• Exercise goal: Turn each line of the data below into a JSON list of strings, one string per line, skipping blank lines. Leave the pictures out of the answer.

• Extracted data:
===============
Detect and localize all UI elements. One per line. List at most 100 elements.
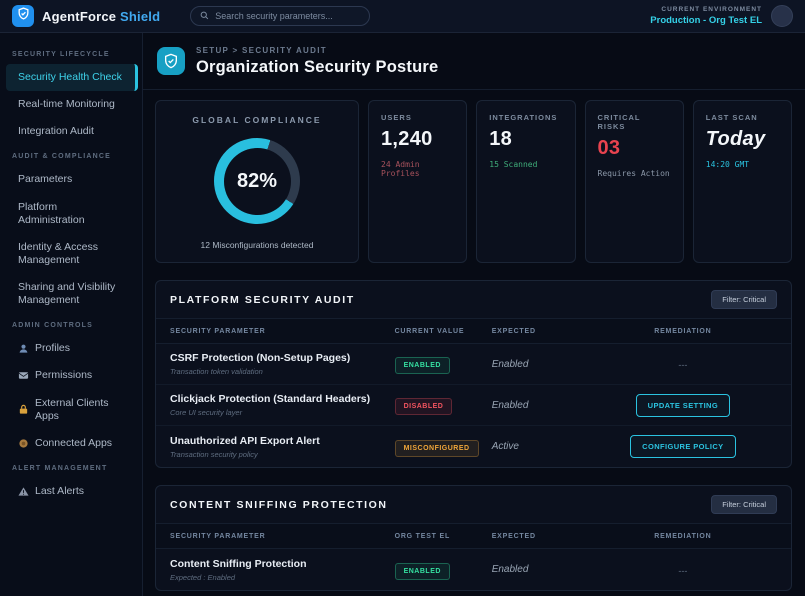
sidebar-item-parameters[interactable]: Parameters	[6, 166, 136, 193]
update-setting-button[interactable]: UPDATE SETTING	[635, 393, 731, 417]
integrations-note: 15 Scanned	[489, 160, 538, 169]
current-value-cell: DISABLED	[394, 395, 492, 415]
search-input[interactable]	[215, 11, 361, 21]
critical-risks-label: CRITICAL RISKS	[597, 113, 641, 131]
sidebar-item-label: Connected Apps	[35, 436, 113, 449]
parameter-description: Transaction security policy	[170, 449, 258, 459]
integrations-card: INTEGRATIONS 18 15 Scanned	[476, 100, 576, 263]
content-sniffing-header: CONTENT SNIFFING PROTECTION Filter: Crit…	[156, 486, 791, 523]
search-icon	[200, 7, 209, 25]
column-header-expected: EXPECTED	[491, 532, 536, 540]
sidebar-item-security-health-check[interactable]: Security Health Check	[6, 64, 138, 92]
content-sniffing-title: CONTENT SNIFFING PROTECTION	[170, 498, 388, 511]
column-header-security-parameter: SECURITY PARAMETER	[170, 532, 266, 540]
compliance-percent: 82%	[236, 169, 278, 192]
sidebar-item-platform-administration[interactable]: Platform Administration	[6, 194, 136, 234]
table-row-unauthorized-api-export: Unauthorized API Export Alert Transactio…	[156, 426, 791, 467]
users-value: 1,240	[381, 128, 433, 150]
brand-title: AgentForce Shield	[42, 9, 160, 24]
parameter-cell: Content Sniffing Protection Expected : E…	[170, 558, 395, 582]
content-sniffing-column-headers: SECURITY PARAMETER ORG TEST EL EXPECTED …	[156, 523, 791, 549]
parameter-description: Transaction token validation	[170, 367, 263, 376]
environment-value: Production - Org Test EL	[650, 15, 762, 26]
sidebar-item-external-clients-apps[interactable]: External Clients Apps	[6, 390, 136, 430]
sidebar-item-label: Integration Audit	[18, 125, 94, 138]
search-bar[interactable]	[190, 6, 371, 26]
sidebar-item-realtime-monitoring[interactable]: Real-time Monitoring	[6, 91, 136, 118]
column-header-security-parameter: SECURITY PARAMETER	[170, 327, 266, 335]
global-compliance-card: GLOBAL COMPLIANCE 82% 12 Misconfiguratio…	[155, 100, 359, 263]
sidebar-item-label: Parameters	[18, 173, 73, 186]
sidebar-item-permissions[interactable]: Permissions	[6, 362, 136, 389]
integrations-value: 18	[489, 128, 513, 150]
sidebar-item-integration-audit[interactable]: Integration Audit	[6, 118, 136, 145]
sidebar-item-identity-access-management[interactable]: Identity & Access Management	[6, 234, 136, 274]
remediation-dash: ---	[678, 360, 688, 370]
sidebar-item-label: Profiles	[35, 342, 71, 355]
shield-logo-icon	[17, 7, 30, 25]
sidebar-item-label: Identity & Access Management	[18, 240, 98, 266]
expected-value: Enabled	[491, 564, 529, 575]
current-value-cell: ENABLED	[394, 560, 492, 580]
parameter-name: CSRF Protection (Non-Setup Pages)	[170, 352, 351, 364]
warning-icon	[18, 486, 29, 497]
topbar-right: CURRENT ENVIRONMENT Production - Org Tes…	[650, 5, 793, 27]
parameter-cell: Clickjack Protection (Standard Headers) …	[170, 393, 395, 417]
environment-label: CURRENT ENVIRONMENT	[661, 6, 762, 13]
parameter-cell: Unauthorized API Export Alert Transactio…	[170, 435, 395, 459]
sidebar-item-label: Platform Administration	[18, 200, 85, 226]
platform-audit-title: PLATFORM SECURITY AUDIT	[170, 293, 355, 306]
sidebar-section-admin-controls: ADMIN CONTROLS	[12, 322, 93, 330]
remediation-cell: ---	[589, 355, 777, 373]
filter-critical-button[interactable]: Filter: Critical	[711, 495, 777, 514]
parameter-name: Content Sniffing Protection	[170, 557, 307, 570]
users-label: USERS	[381, 113, 412, 122]
lock-icon	[18, 404, 29, 415]
plug-icon	[18, 438, 29, 449]
last-scan-note: 14:20 GMT	[705, 160, 750, 169]
critical-risks-card: CRITICAL RISKS 03 Requires Action	[584, 100, 684, 263]
remediation-cell: ---	[589, 561, 777, 579]
breadcrumb: SETUP > SECURITY AUDIT	[196, 45, 327, 55]
remediation-dash: ---	[678, 565, 688, 576]
content: GLOBAL COMPLIANCE 82% 12 Misconfiguratio…	[143, 90, 805, 596]
avatar[interactable]	[771, 5, 793, 27]
parameter-cell: CSRF Protection (Non-Setup Pages) Transa…	[170, 352, 395, 376]
sidebar-section-alert-management: ALERT MANAGEMENT	[12, 464, 108, 472]
sidebar-item-label: Real-time Monitoring	[18, 98, 115, 111]
sidebar-section-security-lifecycle: SECURITY LIFECYCLE	[12, 51, 110, 58]
column-header-current-value: CURRENT VALUE	[394, 327, 465, 335]
sidebar-item-label: Last Alerts	[35, 484, 85, 497]
stats-row: GLOBAL COMPLIANCE 82% 12 Misconfiguratio…	[155, 100, 792, 263]
platform-audit-column-headers: SECURITY PARAMETER CURRENT VALUE EXPECTE…	[156, 318, 791, 344]
main-area: SETUP > SECURITY AUDIT Organization Secu…	[143, 33, 805, 596]
status-badge: DISABLED	[394, 398, 453, 415]
global-compliance-label: GLOBAL COMPLIANCE	[192, 115, 322, 125]
configure-policy-button[interactable]: CONFIGURE POLICY	[630, 435, 736, 458]
last-scan-card: LAST SCAN Today 14:20 GMT	[692, 100, 792, 263]
integrations-label: INTEGRATIONS	[489, 113, 558, 122]
sidebar-item-profiles[interactable]: Profiles	[6, 335, 136, 362]
brand-name: AgentForce	[42, 8, 117, 24]
platform-security-audit-section: PLATFORM SECURITY AUDIT Filter: Critical…	[155, 280, 792, 468]
app-logo	[12, 5, 34, 27]
parameter-name: Clickjack Protection (Standard Headers)	[170, 393, 371, 405]
sidebar-item-label: External Clients Apps	[35, 396, 109, 422]
current-value-cell: ENABLED	[394, 354, 492, 374]
sidebar-item-sharing-visibility-management[interactable]: Sharing and Visibility Management	[6, 274, 136, 314]
critical-risks-note: Requires Action	[597, 169, 670, 178]
sidebar-item-label: Security Health Check	[18, 71, 122, 83]
sidebar-item-last-alerts[interactable]: Last Alerts	[6, 478, 136, 505]
users-note: 24 Admin Profiles	[381, 160, 420, 178]
page-title: Organization Security Posture	[196, 57, 439, 76]
column-header-expected: EXPECTED	[491, 327, 536, 335]
content-sniffing-section: CONTENT SNIFFING PROTECTION Filter: Crit…	[155, 485, 792, 591]
last-scan-value: Today	[705, 128, 766, 150]
mail-icon	[18, 370, 29, 381]
sidebar-item-connected-apps[interactable]: Connected Apps	[6, 430, 136, 457]
table-row-clickjack-protection: Clickjack Protection (Standard Headers) …	[156, 385, 791, 426]
filter-critical-button[interactable]: Filter: Critical	[711, 290, 777, 309]
misconfigurations-note: 12 Misconfigurations detected	[200, 240, 314, 250]
column-header-org-test-el: ORG TEST EL	[394, 532, 451, 540]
===============
• Output for this task:
[
  "Detect and localize all UI elements. One per line. List at most 100 elements.",
  "sidebar-item-parameters[interactable]: Parameters\t[6, 166, 136, 193]",
  "update-setting-button[interactable]: UPDATE SETTING\t[635, 393, 731, 417]",
  "integrations-note: 15 Scanned\t[489, 160, 538, 169]",
  "current-value-cell: DISABLED\t[394, 395, 492, 415]",
  "search-input[interactable]\t[215, 11, 361, 21]",
  "critical-risks-label: CRITICAL RISKS\t[597, 113, 641, 131]",
  "sidebar-item-label: Connected Apps\t[35, 436, 113, 449]",
  "parameter-description: Transaction security policy\t[170, 449, 258, 459]",
  "integrations-card: INTEGRATIONS 18 15 Scanned\t[476, 100, 576, 263]",
  "content-sniffing-header: CONTENT SNIFFING PROTECTION Filter: Crit…\t[156, 486, 791, 523]",
  "search-icon\t[200, 7, 209, 25]",
  "column-header-expected: EXPECTED\t[491, 532, 536, 540]",
  "sidebar-item-security-health-check[interactable]: Security Health Check\t[6, 64, 138, 92]",
  "content-sniffing-title: CONTENT SNIFFING PROTECTION\t[170, 498, 388, 511]",
  "column-header-security-parameter: SECURITY PARAMETER\t[170, 532, 266, 540]",
  "compliance-percent: 82%\t[236, 169, 278, 192]",
  "sidebar-item-platform-administration[interactable]: Platform Administration\t[6, 194, 136, 234]",
  "table-row-unauthorized-api-export: Unauthorized API Export Alert Transactio…\t[156, 426, 791, 467]",
  "users-value: 1,240\t[381, 128, 433, 150]",
  "brand-title: AgentForce Shield\t[42, 9, 160, 24]",
  "parameter-cell: Content Sniffing Protection Expected : E…\t[170, 558, 395, 582]",
  "content-sniffing-column-headers: SECURITY PARAMETER ORG TEST EL EXPECTED …\t[156, 523, 791, 549]",
  "parameter-description: Transaction token validation\t[170, 367, 263, 376]",
  "environment-value: Production - Org Test EL\t[650, 15, 762, 26]",
  "sidebar-item-external-clients-apps[interactable]: External Clients Apps\t[6, 390, 136, 430]",
  "sidebar-item-label: Integration Audit\t[18, 125, 94, 138]",
  "search-bar[interactable]\t[190, 6, 371, 26]",
  "sidebar-item-realtime-monitoring[interactable]: Real-time Monitoring\t[6, 91, 136, 118]",
  "column-header-security-parameter: SECURITY PARAMETER\t[170, 327, 266, 335]",
  "global-compliance-card: GLOBAL COMPLIANCE 82% 12 Misconfiguratio…\t[155, 100, 359, 263]",
  "sidebar-item-label: Parameters\t[18, 173, 73, 186]",
  "sidebar-item-permissions[interactable]: Permissions\t[6, 362, 136, 389]",
  "integrations-value: 18\t[489, 128, 513, 150]",
  "sidebar-item-integration-audit[interactable]: Integration Audit\t[6, 118, 136, 145]",
  "sidebar-item-identity-access-management[interactable]: Identity & Access Management\t[6, 234, 136, 274]",
  "remediation-dash: ---\t[678, 360, 688, 370]",
  "sidebar-item-label: Profiles\t[35, 342, 71, 355]",
  "shield-logo-icon\t[17, 7, 30, 25]",
  "sidebar-item-label: Identity & Access Management\t[18, 240, 98, 266]",
  "expected-value: Enabled\t[491, 564, 529, 575]",
  "current-value-cell: ENABLED\t[394, 560, 492, 580]",
  "parameter-name: CSRF Protection (Non-Setup Pages)\t[170, 352, 351, 364]",
  "warning-icon\t[18, 486, 29, 497]",
  "topbar-right: CURRENT ENVIRONMENT Production - Org Tes…\t[650, 5, 793, 27]",
  "parameter-cell: Clickjack Protection (Standard Headers) …\t[170, 393, 395, 417]",
  "environment-label: CURRENT ENVIRONMENT\t[661, 6, 762, 13]",
  "parameter-cell: Unauthorized API Export Alert Transactio…\t[170, 435, 395, 459]",
  "sidebar-item-label: Platform Administration\t[18, 200, 85, 226]",
  "platform-audit-title: PLATFORM SECURITY AUDIT\t[170, 293, 355, 306]",
  "sidebar-section-admin-controls: ADMIN CONTROLS\t[12, 322, 93, 330]",
  "remediation-cell: ---\t[589, 355, 777, 373]",
  "filter-critical-button[interactable]: Filter: Critical\t[711, 495, 777, 514]",
  "parameter-name: Content Sniffing Protection\t[170, 557, 307, 570]",
  "users-label: USERS\t[381, 113, 412, 122]",
  "lock-icon\t[18, 404, 29, 415]",
  "plug-icon\t[18, 438, 29, 449]",
  "last-scan-note: 14:20 GMT\t[705, 160, 750, 169]",
  "critical-risks-card: CRITICAL RISKS 03 Requires Action\t[584, 100, 684, 263]",
  "remediation-cell: ---\t[589, 561, 777, 579]",
  "breadcrumb: SETUP > SECURITY AUDIT\t[196, 45, 327, 55]",
  "remediation-dash: ---\t[678, 565, 688, 576]",
  "content: GLOBAL COMPLIANCE 82% 12 Misconfiguratio…\t[143, 90, 805, 596]",
  "avatar[interactable]\t[771, 5, 793, 27]",
  "parameter-cell: CSRF Protection (Non-Setup Pages) Transa…\t[170, 352, 395, 376]",
  "sidebar-section-alert-management: ALERT MANAGEMENT\t[12, 464, 108, 472]",
  "sidebar-item-label: Real-time Monitoring\t[18, 98, 115, 111]",
  "sidebar-section-security-lifecycle: SECURITY LIFECYCLE\t[12, 51, 110, 58]",
  "column-header-current-value: CURRENT VALUE\t[394, 327, 465, 335]",
  "sidebar-item-label: Last Alerts\t[35, 484, 85, 497]",
  "stats-row: GLOBAL COMPLIANCE 82% 12 Misconfiguratio…\t[155, 100, 792, 263]",
  "platform-audit-column-headers: SECURITY PARAMETER CURRENT VALUE EXPECTE…\t[156, 318, 791, 344]",
  "main-area: SETUP > SECURITY AUDIT Organization Secu…\t[143, 33, 805, 596]",
  "status-badge: DISABLED\t[394, 398, 453, 415]",
  "global-compliance-label: GLOBAL COMPLIANCE\t[192, 115, 322, 125]",
  "configure-policy-button[interactable]: CONFIGURE POLICY\t[630, 435, 736, 458]",
  "last-scan-card: LAST SCAN Today 14:20 GMT\t[692, 100, 792, 263]",
  "integrations-label: INTEGRATIONS\t[489, 113, 558, 122]",
  "sidebar-item-profiles[interactable]: Profiles\t[6, 335, 136, 362]",
  "brand-name: AgentForce\t[42, 8, 117, 24]",
  "platform-security-audit-section: PLATFORM SECURITY AUDIT Filter: Critical…\t[155, 280, 792, 468]",
  "app-logo\t[12, 5, 34, 27]",
  "parameter-name: Clickjack Protection (Standard Headers)\t[170, 393, 371, 405]",
  "sidebar-item-label: External Clients Apps\t[35, 396, 109, 422]",
  "current-value-cell: ENABLED\t[394, 354, 492, 374]",
  "sidebar-item-sharing-visibility-management[interactable]: Sharing and Visibility Management\t[6, 274, 136, 314]",
  "critical-risks-note: Requires Action\t[597, 169, 670, 178]",
  "sidebar-item-label: Security Health Check\t[18, 71, 122, 83]",
  "sidebar-item-last-alerts[interactable]: Last Alerts\t[6, 478, 136, 505]",
  "users-note: 24 Admin Profiles\t[381, 160, 420, 178]",
  "page-title: Organization Security Posture\t[196, 57, 439, 76]",
  "column-header-expected: EXPECTED\t[491, 327, 536, 335]",
  "content-sniffing-section: CONTENT SNIFFING PROTECTION Filter: Crit…\t[155, 485, 792, 591]",
  "last-scan-value: Today\t[705, 128, 766, 150]",
  "mail-icon\t[18, 370, 29, 381]",
  "sidebar-item-connected-apps[interactable]: Connected Apps\t[6, 430, 136, 457]",
  "table-row-clickjack-protection: Clickjack Protection (Standard Headers) …\t[156, 385, 791, 426]",
  "filter-critical-button[interactable]: Filter: Critical\t[711, 290, 777, 309]",
  "misconfigurations-note: 12 Misconfigurations detected\t[200, 240, 314, 250]",
  "column-header-org-test-el: ORG TEST EL\t[394, 532, 451, 540]"
]